### Description of the task:
Go through the listing and copy each line with the string "lycopersicum".

### Stored items:
---
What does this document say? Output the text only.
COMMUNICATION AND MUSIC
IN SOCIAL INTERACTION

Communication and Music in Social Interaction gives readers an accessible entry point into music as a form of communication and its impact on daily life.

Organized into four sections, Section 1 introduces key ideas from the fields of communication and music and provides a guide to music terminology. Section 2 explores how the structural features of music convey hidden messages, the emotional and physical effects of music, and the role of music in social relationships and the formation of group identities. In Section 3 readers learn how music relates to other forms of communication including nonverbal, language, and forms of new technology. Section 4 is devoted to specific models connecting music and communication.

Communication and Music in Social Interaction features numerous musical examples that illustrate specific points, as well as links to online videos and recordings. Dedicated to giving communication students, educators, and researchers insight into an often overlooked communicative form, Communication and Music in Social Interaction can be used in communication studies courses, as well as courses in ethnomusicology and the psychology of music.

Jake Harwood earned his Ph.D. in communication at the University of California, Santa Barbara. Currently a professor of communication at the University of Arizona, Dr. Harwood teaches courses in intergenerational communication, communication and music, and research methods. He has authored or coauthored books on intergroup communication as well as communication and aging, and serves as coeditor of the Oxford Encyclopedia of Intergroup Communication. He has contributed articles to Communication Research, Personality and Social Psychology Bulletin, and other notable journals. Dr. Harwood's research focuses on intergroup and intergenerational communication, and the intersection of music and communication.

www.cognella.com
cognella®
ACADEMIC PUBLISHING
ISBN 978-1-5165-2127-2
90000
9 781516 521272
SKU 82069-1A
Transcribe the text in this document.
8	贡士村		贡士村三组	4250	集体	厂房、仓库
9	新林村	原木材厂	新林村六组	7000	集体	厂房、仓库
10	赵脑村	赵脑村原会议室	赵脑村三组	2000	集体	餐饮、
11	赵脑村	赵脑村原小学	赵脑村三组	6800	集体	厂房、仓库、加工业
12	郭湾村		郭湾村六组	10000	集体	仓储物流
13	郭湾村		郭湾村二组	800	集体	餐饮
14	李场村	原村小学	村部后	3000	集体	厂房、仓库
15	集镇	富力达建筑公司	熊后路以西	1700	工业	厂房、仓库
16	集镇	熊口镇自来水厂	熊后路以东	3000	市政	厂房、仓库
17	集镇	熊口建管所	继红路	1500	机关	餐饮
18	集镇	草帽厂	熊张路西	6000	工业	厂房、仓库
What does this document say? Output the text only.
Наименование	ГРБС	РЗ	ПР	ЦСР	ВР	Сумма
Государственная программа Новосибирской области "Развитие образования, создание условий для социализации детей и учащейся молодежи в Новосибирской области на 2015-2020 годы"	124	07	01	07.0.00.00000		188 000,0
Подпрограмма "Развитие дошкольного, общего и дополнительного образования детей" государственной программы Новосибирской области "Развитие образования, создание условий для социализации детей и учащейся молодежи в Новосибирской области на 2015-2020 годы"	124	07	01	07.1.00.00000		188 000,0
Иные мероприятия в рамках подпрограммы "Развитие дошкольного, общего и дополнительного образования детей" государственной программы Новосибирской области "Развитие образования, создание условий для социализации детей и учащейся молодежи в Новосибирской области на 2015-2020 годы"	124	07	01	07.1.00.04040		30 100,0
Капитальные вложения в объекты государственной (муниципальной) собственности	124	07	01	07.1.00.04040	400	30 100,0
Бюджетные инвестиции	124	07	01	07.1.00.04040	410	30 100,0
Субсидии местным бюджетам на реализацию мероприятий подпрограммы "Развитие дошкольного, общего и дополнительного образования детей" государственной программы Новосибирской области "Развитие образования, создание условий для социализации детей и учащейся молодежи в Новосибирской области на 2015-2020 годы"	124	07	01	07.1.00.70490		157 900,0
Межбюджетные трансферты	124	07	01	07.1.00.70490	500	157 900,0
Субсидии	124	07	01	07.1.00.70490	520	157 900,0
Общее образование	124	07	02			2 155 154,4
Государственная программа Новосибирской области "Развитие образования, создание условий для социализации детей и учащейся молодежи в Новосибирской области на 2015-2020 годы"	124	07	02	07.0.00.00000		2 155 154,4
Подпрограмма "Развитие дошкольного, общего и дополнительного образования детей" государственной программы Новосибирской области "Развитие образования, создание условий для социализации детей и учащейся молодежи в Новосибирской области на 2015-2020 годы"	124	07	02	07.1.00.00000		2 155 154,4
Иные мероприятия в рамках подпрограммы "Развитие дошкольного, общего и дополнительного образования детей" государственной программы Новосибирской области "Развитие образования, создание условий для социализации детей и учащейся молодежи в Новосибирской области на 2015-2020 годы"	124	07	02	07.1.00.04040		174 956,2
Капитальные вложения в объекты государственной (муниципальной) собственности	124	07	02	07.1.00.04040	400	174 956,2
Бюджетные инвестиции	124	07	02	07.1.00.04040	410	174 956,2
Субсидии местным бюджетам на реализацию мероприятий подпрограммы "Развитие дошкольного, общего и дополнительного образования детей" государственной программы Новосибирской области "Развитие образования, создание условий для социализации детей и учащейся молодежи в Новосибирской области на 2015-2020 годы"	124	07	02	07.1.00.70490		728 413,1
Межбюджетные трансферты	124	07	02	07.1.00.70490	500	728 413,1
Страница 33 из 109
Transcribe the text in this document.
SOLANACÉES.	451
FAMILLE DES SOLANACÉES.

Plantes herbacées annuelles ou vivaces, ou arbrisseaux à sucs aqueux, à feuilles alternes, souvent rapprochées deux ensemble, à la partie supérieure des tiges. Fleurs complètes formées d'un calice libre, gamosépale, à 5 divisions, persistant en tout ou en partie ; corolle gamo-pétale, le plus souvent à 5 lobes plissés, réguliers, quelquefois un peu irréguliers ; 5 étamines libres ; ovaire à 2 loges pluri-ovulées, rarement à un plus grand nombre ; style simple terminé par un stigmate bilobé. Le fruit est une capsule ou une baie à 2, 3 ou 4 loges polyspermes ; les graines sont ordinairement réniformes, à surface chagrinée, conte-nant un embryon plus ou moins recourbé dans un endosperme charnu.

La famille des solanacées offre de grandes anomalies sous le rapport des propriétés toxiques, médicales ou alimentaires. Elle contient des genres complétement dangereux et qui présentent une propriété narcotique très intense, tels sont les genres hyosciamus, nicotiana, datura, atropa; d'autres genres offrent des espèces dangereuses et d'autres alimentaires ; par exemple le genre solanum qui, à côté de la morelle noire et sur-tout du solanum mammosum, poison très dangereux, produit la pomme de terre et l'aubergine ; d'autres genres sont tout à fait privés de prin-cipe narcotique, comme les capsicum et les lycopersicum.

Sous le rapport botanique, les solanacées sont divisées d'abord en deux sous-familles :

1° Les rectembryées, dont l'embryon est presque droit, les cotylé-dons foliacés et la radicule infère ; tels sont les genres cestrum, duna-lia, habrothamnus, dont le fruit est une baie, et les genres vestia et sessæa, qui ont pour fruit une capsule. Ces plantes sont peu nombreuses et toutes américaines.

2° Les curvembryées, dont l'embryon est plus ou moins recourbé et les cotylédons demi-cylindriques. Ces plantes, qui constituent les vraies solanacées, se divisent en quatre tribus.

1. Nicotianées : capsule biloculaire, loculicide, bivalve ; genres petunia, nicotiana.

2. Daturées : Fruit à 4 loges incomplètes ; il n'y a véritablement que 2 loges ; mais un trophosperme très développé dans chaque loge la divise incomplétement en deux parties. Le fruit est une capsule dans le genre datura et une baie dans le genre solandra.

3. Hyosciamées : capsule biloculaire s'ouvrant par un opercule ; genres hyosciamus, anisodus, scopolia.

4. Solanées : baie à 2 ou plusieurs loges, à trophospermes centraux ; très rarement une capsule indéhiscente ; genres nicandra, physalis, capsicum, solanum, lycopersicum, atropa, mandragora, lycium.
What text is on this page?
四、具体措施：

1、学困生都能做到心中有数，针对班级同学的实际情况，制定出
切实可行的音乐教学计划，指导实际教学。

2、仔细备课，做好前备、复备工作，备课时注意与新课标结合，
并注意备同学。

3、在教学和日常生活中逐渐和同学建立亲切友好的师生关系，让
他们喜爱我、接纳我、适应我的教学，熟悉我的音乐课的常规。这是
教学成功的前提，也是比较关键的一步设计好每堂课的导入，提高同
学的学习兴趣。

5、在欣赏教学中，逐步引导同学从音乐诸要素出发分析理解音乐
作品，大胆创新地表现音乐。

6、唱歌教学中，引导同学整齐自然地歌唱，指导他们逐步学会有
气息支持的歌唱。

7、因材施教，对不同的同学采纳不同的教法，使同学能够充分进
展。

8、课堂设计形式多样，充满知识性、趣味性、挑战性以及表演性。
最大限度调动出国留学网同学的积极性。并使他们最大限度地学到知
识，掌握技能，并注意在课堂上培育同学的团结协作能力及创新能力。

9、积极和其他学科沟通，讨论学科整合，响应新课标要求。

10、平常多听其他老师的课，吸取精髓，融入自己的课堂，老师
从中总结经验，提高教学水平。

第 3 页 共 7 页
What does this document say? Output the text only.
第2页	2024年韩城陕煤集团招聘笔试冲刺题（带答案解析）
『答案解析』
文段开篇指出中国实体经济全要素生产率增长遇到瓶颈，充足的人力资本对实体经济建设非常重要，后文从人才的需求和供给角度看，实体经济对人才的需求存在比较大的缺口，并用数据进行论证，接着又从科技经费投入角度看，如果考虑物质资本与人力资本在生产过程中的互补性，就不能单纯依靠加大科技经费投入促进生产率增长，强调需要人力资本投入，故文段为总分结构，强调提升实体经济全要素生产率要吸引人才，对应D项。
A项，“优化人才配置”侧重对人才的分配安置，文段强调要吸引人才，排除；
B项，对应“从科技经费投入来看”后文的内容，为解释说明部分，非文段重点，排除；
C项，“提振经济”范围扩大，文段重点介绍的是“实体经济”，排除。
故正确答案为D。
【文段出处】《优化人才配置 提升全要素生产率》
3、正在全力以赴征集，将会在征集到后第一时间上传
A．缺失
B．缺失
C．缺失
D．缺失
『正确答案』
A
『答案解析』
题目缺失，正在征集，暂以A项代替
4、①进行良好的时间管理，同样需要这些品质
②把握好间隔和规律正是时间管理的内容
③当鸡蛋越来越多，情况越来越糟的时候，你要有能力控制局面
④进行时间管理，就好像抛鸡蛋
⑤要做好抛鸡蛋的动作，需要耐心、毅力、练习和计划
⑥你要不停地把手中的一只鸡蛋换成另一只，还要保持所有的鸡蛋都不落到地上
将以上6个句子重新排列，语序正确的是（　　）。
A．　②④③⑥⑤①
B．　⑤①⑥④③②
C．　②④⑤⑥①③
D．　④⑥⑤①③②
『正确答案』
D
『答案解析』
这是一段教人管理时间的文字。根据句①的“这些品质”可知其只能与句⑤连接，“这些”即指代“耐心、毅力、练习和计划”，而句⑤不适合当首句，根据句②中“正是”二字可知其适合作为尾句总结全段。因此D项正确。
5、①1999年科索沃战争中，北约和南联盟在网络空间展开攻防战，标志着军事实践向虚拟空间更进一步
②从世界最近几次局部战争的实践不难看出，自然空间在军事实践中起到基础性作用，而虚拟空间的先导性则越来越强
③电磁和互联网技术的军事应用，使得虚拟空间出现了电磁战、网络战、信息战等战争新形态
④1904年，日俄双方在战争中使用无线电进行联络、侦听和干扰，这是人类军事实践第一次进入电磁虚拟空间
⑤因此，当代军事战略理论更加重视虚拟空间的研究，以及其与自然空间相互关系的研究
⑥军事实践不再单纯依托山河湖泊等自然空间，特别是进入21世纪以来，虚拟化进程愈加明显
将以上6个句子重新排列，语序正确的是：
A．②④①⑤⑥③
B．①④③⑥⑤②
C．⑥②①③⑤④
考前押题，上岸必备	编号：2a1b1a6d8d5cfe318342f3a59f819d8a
---
### Exercise result:
La famille des solanacées offre de grandes anomalies sous le rapport des propriétés toxiques, médicales ou alimentaires. Elle contient des genres complétement dangereux et qui présentent une propriété narcotique très intense, tels sont les genres hyosciamus, nicotiana, datura, atropa; d'autres genres offrent des espèces dangereuses et d'autres alimentaires ; par exemple le genre solanum qui, à côté de la morelle noire et sur-tout du solanum mammosum, poison très dangereux, produit la pomme de terre et l'aubergine ; d'autres genres sont tout à fait privés de prin-cipe narcotique, comme les capsicum et les lycopersicum.
4. Solanées : baie à 2 ou plusieurs loges, à trophospermes centraux ; très rarement une capsule indéhiscente ; genres nicandra, physalis, capsicum, solanum, lycopersicum, atropa, mandragora, lycium.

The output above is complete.